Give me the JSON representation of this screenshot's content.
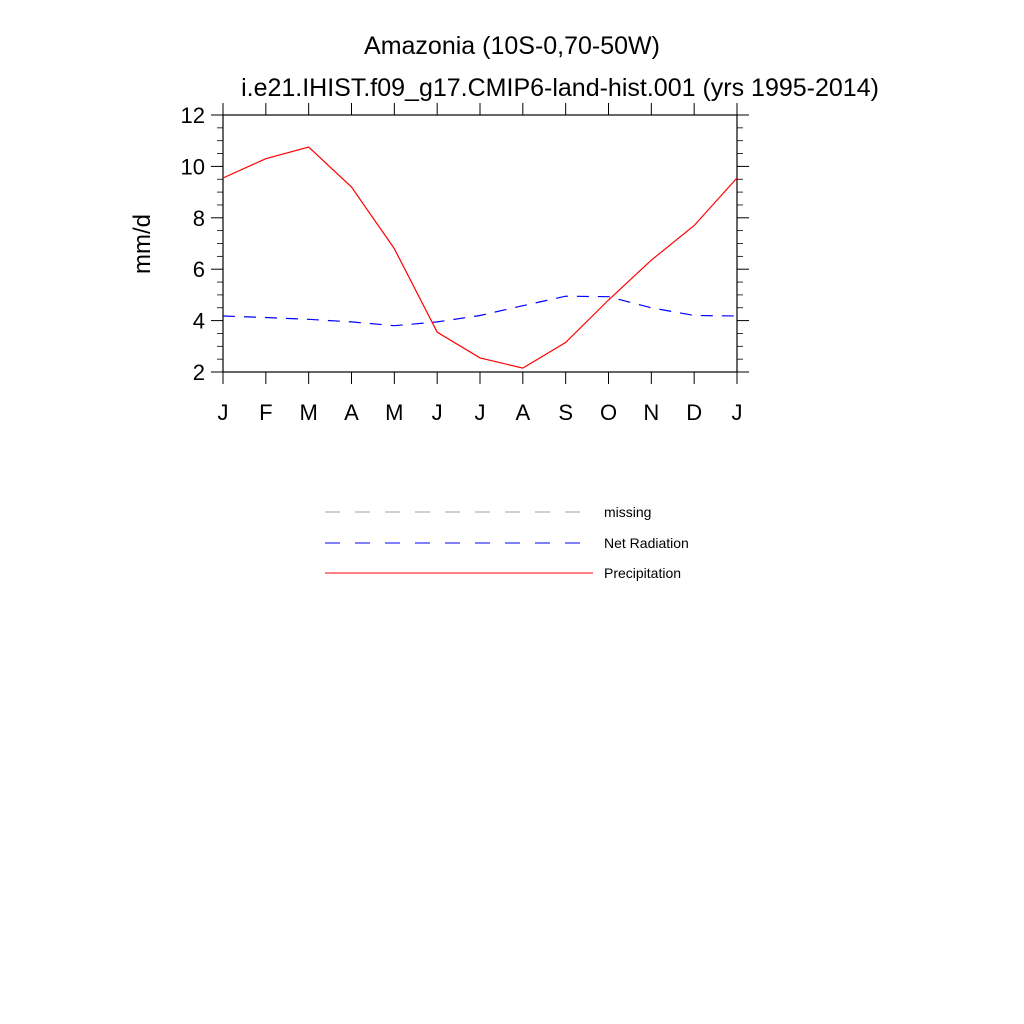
{
  "chart_data": {
    "type": "line",
    "title": "Amazonia (10S-0,70-50W)",
    "subtitle": "i.e21.IHIST.f09_g17.CMIP6-land-hist.001 (yrs 1995-2014)",
    "xlabel": "",
    "ylabel": "mm/d",
    "categories": [
      "J",
      "F",
      "M",
      "A",
      "M",
      "J",
      "J",
      "A",
      "S",
      "O",
      "N",
      "D",
      "J"
    ],
    "ylim": [
      2,
      12
    ],
    "yticks": [
      "2",
      "4",
      "6",
      "8",
      "10",
      "12"
    ],
    "grid": false,
    "legend_position": "bottom",
    "legend": [
      {
        "name": "missing",
        "color": "#a0a0a0",
        "style": "dashed"
      },
      {
        "name": "Net Radiation",
        "color": "#0000ff",
        "style": "dashed"
      },
      {
        "name": "Precipitation",
        "color": "#ff0000",
        "style": "solid"
      }
    ],
    "series": [
      {
        "name": "Net Radiation",
        "color": "#0000ff",
        "style": "dashed",
        "values": [
          4.18,
          4.12,
          4.05,
          3.95,
          3.8,
          3.95,
          4.2,
          4.58,
          4.95,
          4.93,
          4.5,
          4.2,
          4.18
        ]
      },
      {
        "name": "Precipitation",
        "color": "#ff0000",
        "style": "solid",
        "values": [
          9.55,
          10.3,
          10.75,
          9.2,
          6.8,
          3.55,
          2.55,
          2.15,
          3.15,
          4.8,
          6.35,
          7.7,
          9.55
        ]
      }
    ]
  }
}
--------------------------------
**THE PROBLEM:**
Tally the lines of the listing that include "style". Reply with nothing but the count.

**RESULT OF THE EXERCISE:**
5